• **Given request**:
Print the records below exactly as they appear.

• **Record set**:
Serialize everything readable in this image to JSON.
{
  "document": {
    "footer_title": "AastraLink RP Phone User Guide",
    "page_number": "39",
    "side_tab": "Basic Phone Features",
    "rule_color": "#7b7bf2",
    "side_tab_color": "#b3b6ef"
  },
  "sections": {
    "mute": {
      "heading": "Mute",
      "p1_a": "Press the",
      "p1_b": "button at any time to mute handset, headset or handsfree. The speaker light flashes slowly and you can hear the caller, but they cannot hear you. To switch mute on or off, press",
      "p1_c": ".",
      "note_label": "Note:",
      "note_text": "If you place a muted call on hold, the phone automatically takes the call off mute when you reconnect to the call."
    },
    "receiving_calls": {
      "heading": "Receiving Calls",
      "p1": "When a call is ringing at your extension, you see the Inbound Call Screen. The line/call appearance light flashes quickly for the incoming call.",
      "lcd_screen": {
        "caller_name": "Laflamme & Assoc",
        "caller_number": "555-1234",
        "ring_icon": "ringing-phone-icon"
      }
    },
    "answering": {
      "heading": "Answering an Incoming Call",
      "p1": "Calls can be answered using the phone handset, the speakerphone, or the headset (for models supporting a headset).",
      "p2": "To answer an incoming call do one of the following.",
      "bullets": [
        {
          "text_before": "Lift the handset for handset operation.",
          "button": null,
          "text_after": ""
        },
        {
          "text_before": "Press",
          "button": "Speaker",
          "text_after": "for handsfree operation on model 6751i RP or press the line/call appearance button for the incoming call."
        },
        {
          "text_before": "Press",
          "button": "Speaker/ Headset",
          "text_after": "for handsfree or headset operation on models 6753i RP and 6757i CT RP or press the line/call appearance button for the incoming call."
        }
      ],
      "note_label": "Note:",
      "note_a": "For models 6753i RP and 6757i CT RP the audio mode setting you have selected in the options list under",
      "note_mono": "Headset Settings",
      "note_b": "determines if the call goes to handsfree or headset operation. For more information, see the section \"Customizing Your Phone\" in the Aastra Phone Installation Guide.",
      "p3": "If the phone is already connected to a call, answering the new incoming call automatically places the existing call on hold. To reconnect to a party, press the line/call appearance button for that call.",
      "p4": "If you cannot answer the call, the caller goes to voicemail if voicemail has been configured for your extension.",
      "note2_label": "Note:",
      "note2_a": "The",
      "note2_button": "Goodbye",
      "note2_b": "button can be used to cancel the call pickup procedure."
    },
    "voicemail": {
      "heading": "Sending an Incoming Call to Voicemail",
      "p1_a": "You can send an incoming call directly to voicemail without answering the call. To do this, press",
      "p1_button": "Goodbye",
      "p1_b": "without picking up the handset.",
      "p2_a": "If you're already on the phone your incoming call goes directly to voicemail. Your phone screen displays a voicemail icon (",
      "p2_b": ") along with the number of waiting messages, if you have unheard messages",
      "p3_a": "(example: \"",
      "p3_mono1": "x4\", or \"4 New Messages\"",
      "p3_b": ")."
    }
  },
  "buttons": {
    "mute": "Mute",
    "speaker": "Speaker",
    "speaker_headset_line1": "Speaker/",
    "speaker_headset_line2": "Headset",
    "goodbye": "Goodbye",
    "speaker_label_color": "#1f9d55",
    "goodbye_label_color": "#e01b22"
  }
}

• **Output of the task**:
Serialize everything readable in this image to JSON.
{
  "document": {
    "footer_title": "AastraLink RP Phone User Guide",
    "page_number": "39",
    "side_tab": "Basic Phone Features",
    "rule_color": "#7b7bf2",
    "side_tab_color": "#b3b6ef"
  },
  "sections": {
    "mute": {
      "heading": "Mute",
      "p1_a": "Press the",
      "p1_b": "button at any time to mute handset, headset or handsfree. The speaker light flashes slowly and you can hear the caller, but they cannot hear you. To switch mute on or off, press",
      "p1_c": ".",
      "note_label": "Note:",
      "note_text": "If you place a muted call on hold, the phone automatically takes the call off mute when you reconnect to the call."
    },
    "receiving_calls": {
      "heading": "Receiving Calls",
      "p1": "When a call is ringing at your extension, you see the Inbound Call Screen. The line/call appearance light flashes quickly for the incoming call.",
      "lcd_screen": {
        "caller_name": "Laflamme & Assoc",
        "caller_number": "555-1234",
        "ring_icon": "ringing-phone-icon"
      }
    },
    "answering": {
      "heading": "Answering an Incoming Call",
      "p1": "Calls can be answered using the phone handset, the speakerphone, or the headset (for models supporting a headset).",
      "p2": "To answer an incoming call do one of the following.",
      "bullets": [
        {
          "text_before": "Lift the handset for handset operation.",
          "button": null,
          "text_after": ""
        },
        {
          "text_before": "Press",
          "button": "Speaker",
          "text_after": "for handsfree operation on model 6751i RP or press the line/call appearance button for the incoming call."
        },
        {
          "text_before": "Press",
          "button": "Speaker/ Headset",
          "text_after": "for handsfree or headset operation on models 6753i RP and 6757i CT RP or press the line/call appearance button for the incoming call."
        }
      ],
      "note_label": "Note:",
      "note_a": "For models 6753i RP and 6757i CT RP the audio mode setting you have selected in the options list under",
      "note_mono": "Headset Settings",
      "note_b": "determines if the call goes to handsfree or headset operation. For more information, see the section \"Customizing Your Phone\" in the Aastra Phone Installation Guide.",
      "p3": "If the phone is already connected to a call, answering the new incoming call automatically places the existing call on hold. To reconnect to a party, press the line/call appearance button for that call.",
      "p4": "If you cannot answer the call, the caller goes to voicemail if voicemail has been configured for your extension.",
      "note2_label": "Note:",
      "note2_a": "The",
      "note2_button": "Goodbye",
      "note2_b": "button can be used to cancel the call pickup procedure."
    },
    "voicemail": {
      "heading": "Sending an Incoming Call to Voicemail",
      "p1_a": "You can send an incoming call directly to voicemail without answering the call. To do this, press",
      "p1_button": "Goodbye",
      "p1_b": "without picking up the handset.",
      "p2_a": "If you're already on the phone your incoming call goes directly to voicemail. Your phone screen displays a voicemail icon (",
      "p2_b": ") along with the number of waiting messages, if you have unheard messages",
      "p3_a": "(example: \"",
      "p3_mono1": "x4\", or \"4 New Messages\"",
      "p3_b": ")."
    }
  },
  "buttons": {
    "mute": "Mute",
    "speaker": "Speaker",
    "speaker_headset_line1": "Speaker/",
    "speaker_headset_line2": "Headset",
    "goodbye": "Goodbye",
    "speaker_label_color": "#1f9d55",
    "goodbye_label_color": "#e01b22"
  }
}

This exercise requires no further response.